Please give the entries again in full and exactly, without any picture.
···
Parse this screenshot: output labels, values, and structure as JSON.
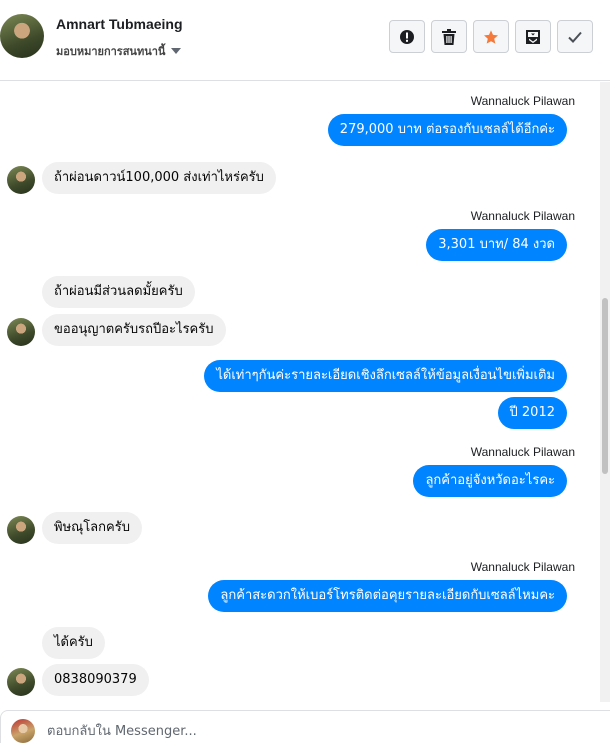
{
  "header": {
    "name": "Amnart Tubmaeing",
    "assign_label": "มอบหมายการสนทนานี้",
    "actions": [
      {
        "name": "spam-button",
        "icon": "exclamation-icon"
      },
      {
        "name": "delete-button",
        "icon": "trash-icon"
      },
      {
        "name": "star-button",
        "icon": "star-icon",
        "color": "#f5793a"
      },
      {
        "name": "archive-button",
        "icon": "archive-icon"
      },
      {
        "name": "done-button",
        "icon": "check-icon"
      }
    ]
  },
  "messages": [
    {
      "dir": "out",
      "sender": "Wannaluck Pilawan",
      "text": "279,000  บาท ต่อรองกับเซลล์ได้อีกค่ะ"
    },
    {
      "dir": "in",
      "text": "ถ้าผ่อนดาวน์100,000 ส่งเท่าไหร่ครับ"
    },
    {
      "dir": "out",
      "sender": "Wannaluck Pilawan",
      "text": "3,301 บาท/ 84 งวด"
    },
    {
      "dir": "in",
      "text": "ถ้าผ่อนมีส่วนลดมั้ยครับ"
    },
    {
      "dir": "in",
      "text": "ขออนุญาตครับรถปีอะไรครับ"
    },
    {
      "dir": "out",
      "text": "ได้เท่าๆกันค่ะรายละเอียดเชิงลึกเซลล์ให้ข้อมูลเงื่อนไขเพิ่มเติม"
    },
    {
      "dir": "out",
      "text": "ปี 2012"
    },
    {
      "dir": "out",
      "sender": "Wannaluck Pilawan",
      "text": "ลูกค้าอยู่จังหวัดอะไรคะ"
    },
    {
      "dir": "in",
      "text": "พิษณุโลกครับ"
    },
    {
      "dir": "out",
      "sender": "Wannaluck Pilawan",
      "text": "ลูกค้าสะดวกให้เบอร์โทรติดต่อคุยรายละเอียดกับเซลล์ไหมคะ"
    },
    {
      "dir": "in",
      "text": "ได้ครับ"
    },
    {
      "dir": "in",
      "text": "0838090379"
    }
  ],
  "composer": {
    "placeholder": "ตอบกลับใน Messenger..."
  }
}
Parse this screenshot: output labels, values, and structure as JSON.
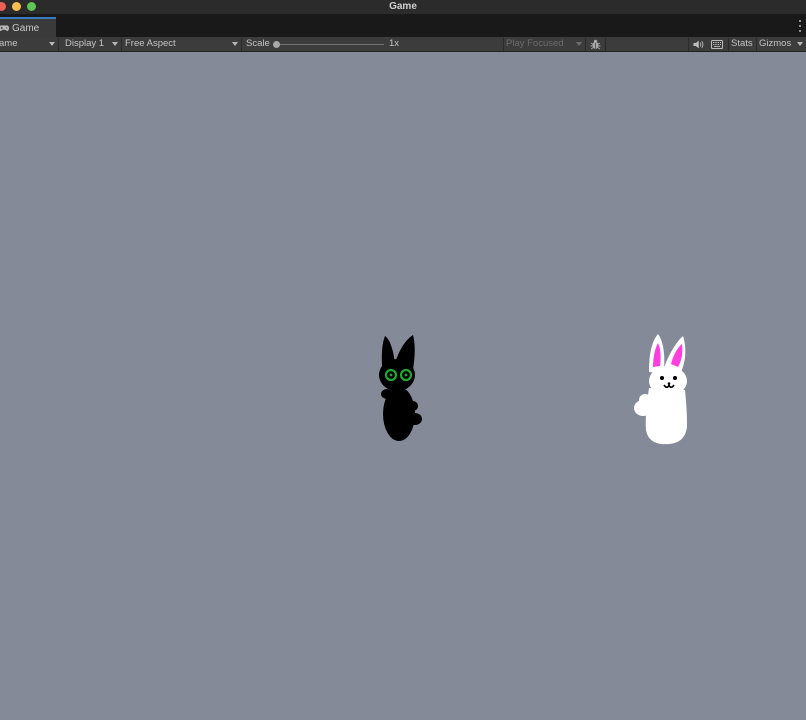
{
  "window": {
    "title": "Game"
  },
  "tab": {
    "label": "Game",
    "icon": "gamepad-icon"
  },
  "toolbar": {
    "view_dropdown": "ame",
    "display_dropdown": "Display 1",
    "aspect_dropdown": "Free Aspect",
    "scale_label": "Scale",
    "scale_value": "1x",
    "scale_level": 0,
    "play_mode_dropdown": "Play Focused",
    "stats_label": "Stats",
    "gizmos_label": "Gizmos"
  },
  "colors": {
    "viewport_bg": "#858a99",
    "tab_accent": "#3a79bb",
    "black_bunny_eyes": "#1fa82e",
    "white_bunny_ears": "#ff3ee0"
  },
  "scene": {
    "sprites": [
      {
        "name": "black-bunny",
        "fill": "#000000"
      },
      {
        "name": "white-bunny",
        "fill": "#ffffff"
      }
    ]
  }
}
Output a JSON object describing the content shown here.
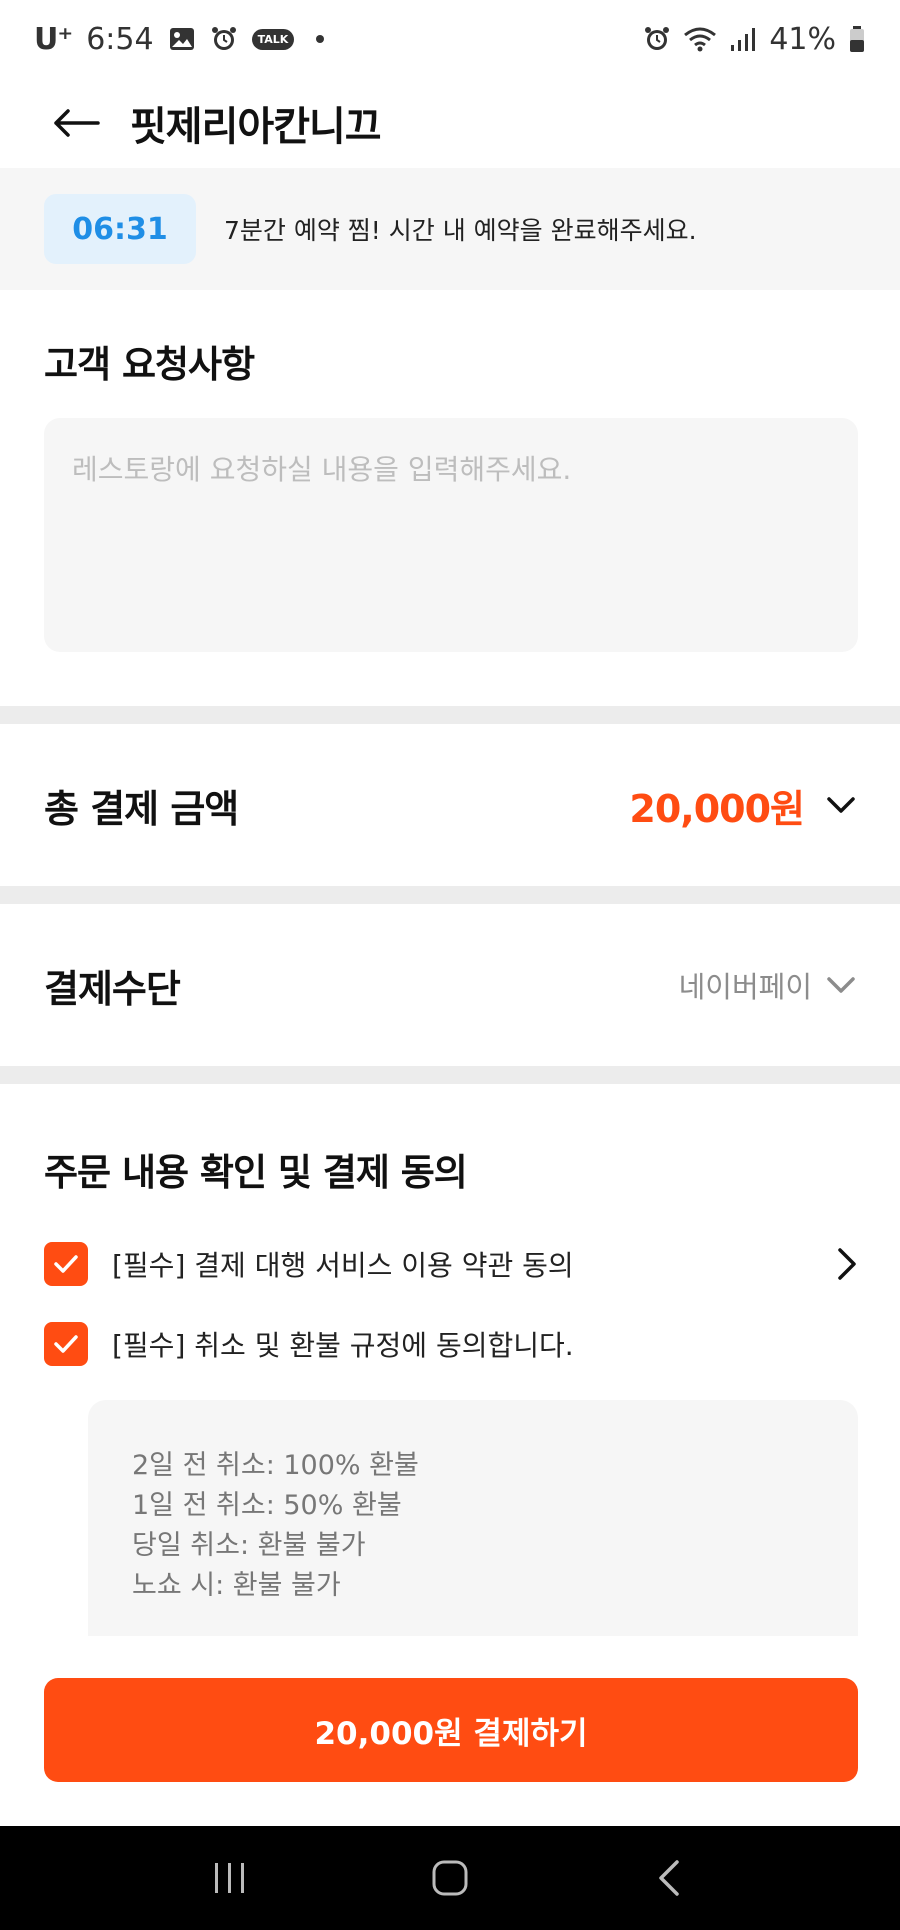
{
  "status_bar": {
    "carrier": "U⁺",
    "time": "6:54",
    "battery": "41%"
  },
  "header": {
    "title": "핏제리아칸니끄"
  },
  "timer": {
    "countdown": "06:31",
    "message": "7분간 예약 찜! 시간 내 예약을 완료해주세요."
  },
  "customer_request": {
    "title": "고객 요청사항",
    "placeholder": "레스토랑에 요청하실 내용을 입력해주세요."
  },
  "total_payment": {
    "label": "총 결제 금액",
    "amount": "20,000원"
  },
  "payment_method": {
    "label": "결제수단",
    "value": "네이버페이"
  },
  "agreement": {
    "title": "주문 내용 확인 및 결제 동의",
    "items": [
      {
        "label": "[필수] 결제 대행 서비스 이용 약관 동의",
        "checked": true
      },
      {
        "label": "[필수] 취소 및 환불 규정에 동의합니다.",
        "checked": true
      }
    ],
    "refund_policy": [
      "2일 전 취소: 100% 환불",
      "1일 전 취소: 50% 환불",
      "당일 취소: 환불 불가",
      "노쇼 시: 환불 불가"
    ]
  },
  "pay_button": {
    "label": "20,000원 결제하기"
  },
  "colors": {
    "accent": "#ff4c12",
    "timer_blue": "#1f8ee6",
    "timer_bg": "#e3f1fc"
  }
}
···
● **Exercise solution**
Parse this screenshot: output labels, values, and structure as JSON.
{
  "header": {
    "name": "Amnart Tubmaeing",
    "assign_label": "มอบหมายการสนทนานี้",
    "actions": [
      {
        "name": "spam-button",
        "icon": "exclamation-icon"
      },
      {
        "name": "delete-button",
        "icon": "trash-icon"
      },
      {
        "name": "star-button",
        "icon": "star-icon",
        "color": "#f5793a"
      },
      {
        "name": "archive-button",
        "icon": "archive-icon"
      },
      {
        "name": "done-button",
        "icon": "check-icon"
      }
    ]
  },
  "messages": [
    {
      "dir": "out",
      "sender": "Wannaluck Pilawan",
      "text": "279,000  บาท ต่อรองกับเซลล์ได้อีกค่ะ"
    },
    {
      "dir": "in",
      "text": "ถ้าผ่อนดาวน์100,000 ส่งเท่าไหร่ครับ"
    },
    {
      "dir": "out",
      "sender": "Wannaluck Pilawan",
      "text": "3,301 บาท/ 84 งวด"
    },
    {
      "dir": "in",
      "text": "ถ้าผ่อนมีส่วนลดมั้ยครับ"
    },
    {
      "dir": "in",
      "text": "ขออนุญาตครับรถปีอะไรครับ"
    },
    {
      "dir": "out",
      "text": "ได้เท่าๆกันค่ะรายละเอียดเชิงลึกเซลล์ให้ข้อมูลเงื่อนไขเพิ่มเติม"
    },
    {
      "dir": "out",
      "text": "ปี 2012"
    },
    {
      "dir": "out",
      "sender": "Wannaluck Pilawan",
      "text": "ลูกค้าอยู่จังหวัดอะไรคะ"
    },
    {
      "dir": "in",
      "text": "พิษณุโลกครับ"
    },
    {
      "dir": "out",
      "sender": "Wannaluck Pilawan",
      "text": "ลูกค้าสะดวกให้เบอร์โทรติดต่อคุยรายละเอียดกับเซลล์ไหมคะ"
    },
    {
      "dir": "in",
      "text": "ได้ครับ"
    },
    {
      "dir": "in",
      "text": "0838090379"
    }
  ],
  "composer": {
    "placeholder": "ตอบกลับใน Messenger..."
  }
}
Parse this screenshot: output labels, values, and structure as JSON.
{
  "window": {
    "title": "Game"
  },
  "tab": {
    "label": "Game",
    "icon": "gamepad-icon"
  },
  "toolbar": {
    "view_dropdown": "ame",
    "display_dropdown": "Display 1",
    "aspect_dropdown": "Free Aspect",
    "scale_label": "Scale",
    "scale_value": "1x",
    "scale_level": 0,
    "play_mode_dropdown": "Play Focused",
    "stats_label": "Stats",
    "gizmos_label": "Gizmos"
  },
  "colors": {
    "viewport_bg": "#858a99",
    "tab_accent": "#3a79bb",
    "black_bunny_eyes": "#1fa82e",
    "white_bunny_ears": "#ff3ee0"
  },
  "scene": {
    "sprites": [
      {
        "name": "black-bunny",
        "fill": "#000000"
      },
      {
        "name": "white-bunny",
        "fill": "#ffffff"
      }
    ]
  }
}
Output a JSON object describing the content shown here.
{
  "status_bar": {
    "carrier": "U⁺",
    "time": "6:54",
    "battery": "41%"
  },
  "header": {
    "title": "핏제리아칸니끄"
  },
  "timer": {
    "countdown": "06:31",
    "message": "7분간 예약 찜! 시간 내 예약을 완료해주세요."
  },
  "customer_request": {
    "title": "고객 요청사항",
    "placeholder": "레스토랑에 요청하실 내용을 입력해주세요."
  },
  "total_payment": {
    "label": "총 결제 금액",
    "amount": "20,000원"
  },
  "payment_method": {
    "label": "결제수단",
    "value": "네이버페이"
  },
  "agreement": {
    "title": "주문 내용 확인 및 결제 동의",
    "items": [
      {
        "label": "[필수] 결제 대행 서비스 이용 약관 동의",
        "checked": true
      },
      {
        "label": "[필수] 취소 및 환불 규정에 동의합니다.",
        "checked": true
      }
    ],
    "refund_policy": [
      "2일 전 취소: 100% 환불",
      "1일 전 취소: 50% 환불",
      "당일 취소: 환불 불가",
      "노쇼 시: 환불 불가"
    ]
  },
  "pay_button": {
    "label": "20,000원 결제하기"
  },
  "colors": {
    "accent": "#ff4c12",
    "timer_blue": "#1f8ee6",
    "timer_bg": "#e3f1fc"
  }
}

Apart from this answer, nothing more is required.